> [Task brief]: Locate each line containing the string "this" and copy it out.

> [Dataset]:
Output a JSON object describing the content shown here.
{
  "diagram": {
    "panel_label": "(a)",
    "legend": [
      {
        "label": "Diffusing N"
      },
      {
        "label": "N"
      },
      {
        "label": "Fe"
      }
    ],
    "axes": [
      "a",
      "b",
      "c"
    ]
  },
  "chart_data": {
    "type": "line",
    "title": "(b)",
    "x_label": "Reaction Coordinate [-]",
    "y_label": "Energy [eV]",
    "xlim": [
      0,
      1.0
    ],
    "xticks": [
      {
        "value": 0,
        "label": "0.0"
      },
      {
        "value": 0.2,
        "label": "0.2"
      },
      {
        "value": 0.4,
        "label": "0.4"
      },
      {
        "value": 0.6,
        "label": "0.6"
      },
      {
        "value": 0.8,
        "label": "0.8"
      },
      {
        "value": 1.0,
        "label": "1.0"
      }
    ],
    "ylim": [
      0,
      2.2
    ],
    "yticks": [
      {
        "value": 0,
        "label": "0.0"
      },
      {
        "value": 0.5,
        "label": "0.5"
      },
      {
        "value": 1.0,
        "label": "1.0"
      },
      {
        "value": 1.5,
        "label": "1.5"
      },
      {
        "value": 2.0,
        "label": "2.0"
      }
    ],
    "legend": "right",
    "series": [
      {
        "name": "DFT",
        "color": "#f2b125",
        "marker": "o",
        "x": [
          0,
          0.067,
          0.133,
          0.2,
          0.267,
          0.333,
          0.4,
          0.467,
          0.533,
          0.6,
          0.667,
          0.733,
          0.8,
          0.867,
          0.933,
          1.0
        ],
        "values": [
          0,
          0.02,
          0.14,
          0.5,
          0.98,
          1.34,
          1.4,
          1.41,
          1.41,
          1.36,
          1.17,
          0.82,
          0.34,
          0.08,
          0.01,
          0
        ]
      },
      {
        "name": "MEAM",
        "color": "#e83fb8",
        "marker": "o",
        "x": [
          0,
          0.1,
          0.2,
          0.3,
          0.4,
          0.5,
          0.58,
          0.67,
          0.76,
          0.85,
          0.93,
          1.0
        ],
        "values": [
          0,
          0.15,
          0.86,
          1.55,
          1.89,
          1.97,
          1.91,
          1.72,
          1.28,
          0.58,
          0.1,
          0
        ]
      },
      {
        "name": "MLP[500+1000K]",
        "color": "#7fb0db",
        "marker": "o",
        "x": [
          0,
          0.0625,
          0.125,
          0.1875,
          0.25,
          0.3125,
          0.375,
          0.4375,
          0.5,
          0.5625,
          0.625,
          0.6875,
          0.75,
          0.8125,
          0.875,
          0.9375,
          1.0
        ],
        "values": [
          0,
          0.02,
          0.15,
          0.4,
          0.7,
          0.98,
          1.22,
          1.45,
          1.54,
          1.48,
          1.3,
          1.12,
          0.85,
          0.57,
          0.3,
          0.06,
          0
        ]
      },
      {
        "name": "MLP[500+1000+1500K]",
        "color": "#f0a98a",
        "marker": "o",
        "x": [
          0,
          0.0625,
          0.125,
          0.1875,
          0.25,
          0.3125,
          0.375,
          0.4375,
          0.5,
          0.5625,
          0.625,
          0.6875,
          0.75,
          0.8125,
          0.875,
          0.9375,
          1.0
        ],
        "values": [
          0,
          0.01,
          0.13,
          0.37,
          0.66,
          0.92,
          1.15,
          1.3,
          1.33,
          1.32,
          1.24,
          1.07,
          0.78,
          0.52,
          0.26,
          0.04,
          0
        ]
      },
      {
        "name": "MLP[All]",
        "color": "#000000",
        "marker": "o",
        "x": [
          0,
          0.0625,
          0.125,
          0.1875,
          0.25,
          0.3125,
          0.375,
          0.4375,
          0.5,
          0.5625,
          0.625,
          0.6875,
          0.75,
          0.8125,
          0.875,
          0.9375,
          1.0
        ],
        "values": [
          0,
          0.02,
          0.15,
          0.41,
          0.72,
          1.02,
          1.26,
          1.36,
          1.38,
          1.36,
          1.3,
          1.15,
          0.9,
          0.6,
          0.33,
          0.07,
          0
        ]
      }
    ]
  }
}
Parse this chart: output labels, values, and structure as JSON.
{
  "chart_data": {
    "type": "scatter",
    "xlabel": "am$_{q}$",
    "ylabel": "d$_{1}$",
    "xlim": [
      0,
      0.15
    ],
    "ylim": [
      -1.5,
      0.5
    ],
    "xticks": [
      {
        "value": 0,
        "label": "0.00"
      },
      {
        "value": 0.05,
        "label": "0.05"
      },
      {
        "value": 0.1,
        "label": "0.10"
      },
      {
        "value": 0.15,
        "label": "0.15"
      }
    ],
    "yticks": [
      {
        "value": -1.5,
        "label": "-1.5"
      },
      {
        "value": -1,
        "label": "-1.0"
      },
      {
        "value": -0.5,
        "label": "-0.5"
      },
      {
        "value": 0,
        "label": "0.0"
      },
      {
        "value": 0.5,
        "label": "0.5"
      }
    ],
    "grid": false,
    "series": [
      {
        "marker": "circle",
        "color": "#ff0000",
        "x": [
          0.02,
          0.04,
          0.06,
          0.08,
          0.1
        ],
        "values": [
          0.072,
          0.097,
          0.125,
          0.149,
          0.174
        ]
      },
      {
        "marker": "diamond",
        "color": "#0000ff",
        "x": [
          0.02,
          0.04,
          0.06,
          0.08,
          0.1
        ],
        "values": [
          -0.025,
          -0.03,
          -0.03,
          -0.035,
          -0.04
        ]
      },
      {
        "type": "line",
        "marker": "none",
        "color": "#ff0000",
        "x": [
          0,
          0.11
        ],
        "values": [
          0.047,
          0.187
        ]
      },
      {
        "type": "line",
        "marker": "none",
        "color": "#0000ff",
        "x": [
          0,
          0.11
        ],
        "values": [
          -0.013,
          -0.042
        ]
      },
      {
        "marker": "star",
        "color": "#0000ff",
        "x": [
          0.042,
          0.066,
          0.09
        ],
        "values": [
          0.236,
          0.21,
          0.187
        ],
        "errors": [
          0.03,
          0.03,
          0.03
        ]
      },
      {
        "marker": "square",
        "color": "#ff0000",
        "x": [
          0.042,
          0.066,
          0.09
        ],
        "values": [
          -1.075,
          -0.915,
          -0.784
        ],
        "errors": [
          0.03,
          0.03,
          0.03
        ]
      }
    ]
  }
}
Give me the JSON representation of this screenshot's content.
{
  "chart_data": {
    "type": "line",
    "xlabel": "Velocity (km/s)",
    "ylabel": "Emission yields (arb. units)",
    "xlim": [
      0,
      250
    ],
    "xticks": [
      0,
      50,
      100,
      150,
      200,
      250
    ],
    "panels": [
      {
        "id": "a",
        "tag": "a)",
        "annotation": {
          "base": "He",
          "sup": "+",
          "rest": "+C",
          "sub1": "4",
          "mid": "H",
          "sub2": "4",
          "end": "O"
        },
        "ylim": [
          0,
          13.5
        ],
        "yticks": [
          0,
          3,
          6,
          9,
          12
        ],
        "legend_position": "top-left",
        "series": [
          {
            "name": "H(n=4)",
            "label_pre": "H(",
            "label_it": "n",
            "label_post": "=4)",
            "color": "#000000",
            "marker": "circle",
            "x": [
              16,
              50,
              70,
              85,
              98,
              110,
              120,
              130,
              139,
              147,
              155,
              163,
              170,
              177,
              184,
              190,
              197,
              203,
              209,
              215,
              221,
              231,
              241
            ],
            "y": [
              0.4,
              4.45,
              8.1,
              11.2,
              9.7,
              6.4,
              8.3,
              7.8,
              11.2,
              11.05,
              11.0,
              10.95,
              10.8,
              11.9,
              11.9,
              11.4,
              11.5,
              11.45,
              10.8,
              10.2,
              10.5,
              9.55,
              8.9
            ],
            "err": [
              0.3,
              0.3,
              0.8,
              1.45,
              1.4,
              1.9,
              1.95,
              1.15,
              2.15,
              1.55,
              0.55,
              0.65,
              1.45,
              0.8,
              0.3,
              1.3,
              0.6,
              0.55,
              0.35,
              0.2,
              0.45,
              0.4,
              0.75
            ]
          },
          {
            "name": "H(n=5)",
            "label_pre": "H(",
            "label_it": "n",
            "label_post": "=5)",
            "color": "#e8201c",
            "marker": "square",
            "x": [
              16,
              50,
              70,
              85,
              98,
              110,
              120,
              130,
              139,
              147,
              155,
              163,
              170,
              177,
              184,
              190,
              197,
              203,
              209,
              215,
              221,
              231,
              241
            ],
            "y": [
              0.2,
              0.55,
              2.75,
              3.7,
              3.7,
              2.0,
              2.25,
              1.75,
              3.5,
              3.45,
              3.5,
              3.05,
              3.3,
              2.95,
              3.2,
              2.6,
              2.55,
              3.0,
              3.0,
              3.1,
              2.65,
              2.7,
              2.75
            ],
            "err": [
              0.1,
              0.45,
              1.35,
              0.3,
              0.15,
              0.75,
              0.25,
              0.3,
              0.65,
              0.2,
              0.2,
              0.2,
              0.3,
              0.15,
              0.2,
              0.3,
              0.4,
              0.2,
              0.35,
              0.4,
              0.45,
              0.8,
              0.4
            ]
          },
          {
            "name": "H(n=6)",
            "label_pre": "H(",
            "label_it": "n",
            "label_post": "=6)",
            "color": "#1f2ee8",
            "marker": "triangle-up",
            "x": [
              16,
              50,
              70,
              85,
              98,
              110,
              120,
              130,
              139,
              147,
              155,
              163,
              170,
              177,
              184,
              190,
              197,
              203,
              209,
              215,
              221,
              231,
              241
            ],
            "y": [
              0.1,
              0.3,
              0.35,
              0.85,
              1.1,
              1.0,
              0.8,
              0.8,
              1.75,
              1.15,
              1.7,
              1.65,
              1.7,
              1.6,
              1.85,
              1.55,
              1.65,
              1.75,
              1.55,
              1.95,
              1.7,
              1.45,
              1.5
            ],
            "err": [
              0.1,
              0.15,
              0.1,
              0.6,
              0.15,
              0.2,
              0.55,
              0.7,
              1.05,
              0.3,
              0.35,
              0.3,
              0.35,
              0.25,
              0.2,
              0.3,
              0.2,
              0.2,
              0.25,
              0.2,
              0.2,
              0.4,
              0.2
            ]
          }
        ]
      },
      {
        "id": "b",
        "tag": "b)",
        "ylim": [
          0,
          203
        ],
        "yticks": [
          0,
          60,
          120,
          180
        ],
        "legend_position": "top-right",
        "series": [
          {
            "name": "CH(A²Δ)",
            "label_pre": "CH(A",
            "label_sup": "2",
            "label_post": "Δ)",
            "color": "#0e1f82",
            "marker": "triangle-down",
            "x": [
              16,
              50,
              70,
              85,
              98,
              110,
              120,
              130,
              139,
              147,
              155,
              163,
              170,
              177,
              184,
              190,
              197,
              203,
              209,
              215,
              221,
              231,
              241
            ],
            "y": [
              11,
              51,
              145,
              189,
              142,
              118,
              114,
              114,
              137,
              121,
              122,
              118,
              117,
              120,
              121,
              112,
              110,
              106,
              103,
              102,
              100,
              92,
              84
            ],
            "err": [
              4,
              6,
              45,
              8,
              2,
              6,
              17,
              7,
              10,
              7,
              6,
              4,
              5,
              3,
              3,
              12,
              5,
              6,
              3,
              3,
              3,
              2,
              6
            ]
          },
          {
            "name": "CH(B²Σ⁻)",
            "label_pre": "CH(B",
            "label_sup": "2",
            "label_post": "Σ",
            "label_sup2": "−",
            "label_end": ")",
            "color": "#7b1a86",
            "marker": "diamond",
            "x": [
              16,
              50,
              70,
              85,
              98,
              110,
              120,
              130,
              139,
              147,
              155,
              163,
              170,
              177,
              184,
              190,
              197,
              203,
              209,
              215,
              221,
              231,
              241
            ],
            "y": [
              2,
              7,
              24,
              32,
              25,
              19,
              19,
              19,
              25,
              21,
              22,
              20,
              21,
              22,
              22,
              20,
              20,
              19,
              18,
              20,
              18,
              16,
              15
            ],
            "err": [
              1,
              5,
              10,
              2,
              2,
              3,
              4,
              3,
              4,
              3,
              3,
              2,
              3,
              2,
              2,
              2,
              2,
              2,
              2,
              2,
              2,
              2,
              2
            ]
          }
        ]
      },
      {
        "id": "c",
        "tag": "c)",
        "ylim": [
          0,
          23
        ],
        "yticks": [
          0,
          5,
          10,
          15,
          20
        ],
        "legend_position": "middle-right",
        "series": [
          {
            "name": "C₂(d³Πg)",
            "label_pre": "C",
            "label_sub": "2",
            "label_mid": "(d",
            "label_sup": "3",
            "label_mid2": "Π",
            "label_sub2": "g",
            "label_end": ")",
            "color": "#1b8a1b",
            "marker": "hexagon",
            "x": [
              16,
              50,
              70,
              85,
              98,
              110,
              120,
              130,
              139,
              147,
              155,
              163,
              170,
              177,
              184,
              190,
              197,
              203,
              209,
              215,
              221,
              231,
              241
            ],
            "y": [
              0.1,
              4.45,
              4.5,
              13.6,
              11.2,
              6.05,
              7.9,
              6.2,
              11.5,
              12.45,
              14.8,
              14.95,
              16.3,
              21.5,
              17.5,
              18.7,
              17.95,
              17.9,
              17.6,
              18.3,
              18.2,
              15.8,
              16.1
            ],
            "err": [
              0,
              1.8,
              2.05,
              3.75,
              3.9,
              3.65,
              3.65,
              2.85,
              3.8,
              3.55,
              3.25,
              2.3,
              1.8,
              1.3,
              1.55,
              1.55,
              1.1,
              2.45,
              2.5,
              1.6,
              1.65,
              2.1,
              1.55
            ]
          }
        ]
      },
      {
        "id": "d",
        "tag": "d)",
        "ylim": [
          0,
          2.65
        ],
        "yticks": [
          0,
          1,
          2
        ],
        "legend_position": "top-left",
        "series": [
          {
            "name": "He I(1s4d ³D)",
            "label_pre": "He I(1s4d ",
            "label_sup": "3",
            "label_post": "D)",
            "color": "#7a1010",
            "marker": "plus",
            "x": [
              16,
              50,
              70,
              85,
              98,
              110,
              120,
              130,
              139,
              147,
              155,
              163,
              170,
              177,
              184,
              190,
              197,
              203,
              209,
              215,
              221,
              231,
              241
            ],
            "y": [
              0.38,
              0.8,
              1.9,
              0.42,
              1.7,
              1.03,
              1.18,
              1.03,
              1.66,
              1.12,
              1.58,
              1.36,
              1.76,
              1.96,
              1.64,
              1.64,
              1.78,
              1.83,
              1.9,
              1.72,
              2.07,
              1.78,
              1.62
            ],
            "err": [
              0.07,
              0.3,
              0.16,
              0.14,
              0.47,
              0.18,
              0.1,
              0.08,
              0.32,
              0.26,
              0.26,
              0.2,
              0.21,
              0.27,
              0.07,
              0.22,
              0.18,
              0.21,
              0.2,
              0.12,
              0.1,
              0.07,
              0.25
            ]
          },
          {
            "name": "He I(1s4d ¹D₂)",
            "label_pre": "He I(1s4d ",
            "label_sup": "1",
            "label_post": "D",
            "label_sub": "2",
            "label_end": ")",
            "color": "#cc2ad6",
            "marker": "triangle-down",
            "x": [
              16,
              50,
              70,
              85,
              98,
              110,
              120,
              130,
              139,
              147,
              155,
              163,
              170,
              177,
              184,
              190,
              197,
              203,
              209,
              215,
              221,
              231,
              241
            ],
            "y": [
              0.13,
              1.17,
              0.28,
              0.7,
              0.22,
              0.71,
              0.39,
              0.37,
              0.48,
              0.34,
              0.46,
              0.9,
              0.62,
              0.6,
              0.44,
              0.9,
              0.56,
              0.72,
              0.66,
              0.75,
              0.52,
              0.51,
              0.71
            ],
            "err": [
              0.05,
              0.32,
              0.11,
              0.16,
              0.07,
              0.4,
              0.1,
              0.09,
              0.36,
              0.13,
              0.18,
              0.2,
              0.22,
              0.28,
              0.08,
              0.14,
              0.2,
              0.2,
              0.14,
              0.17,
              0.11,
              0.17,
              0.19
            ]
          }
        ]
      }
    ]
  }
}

> [Task result]:
Parse this chart: output labels, values, and structure as JSON.
Give me the JSON representation of this screenshot's content.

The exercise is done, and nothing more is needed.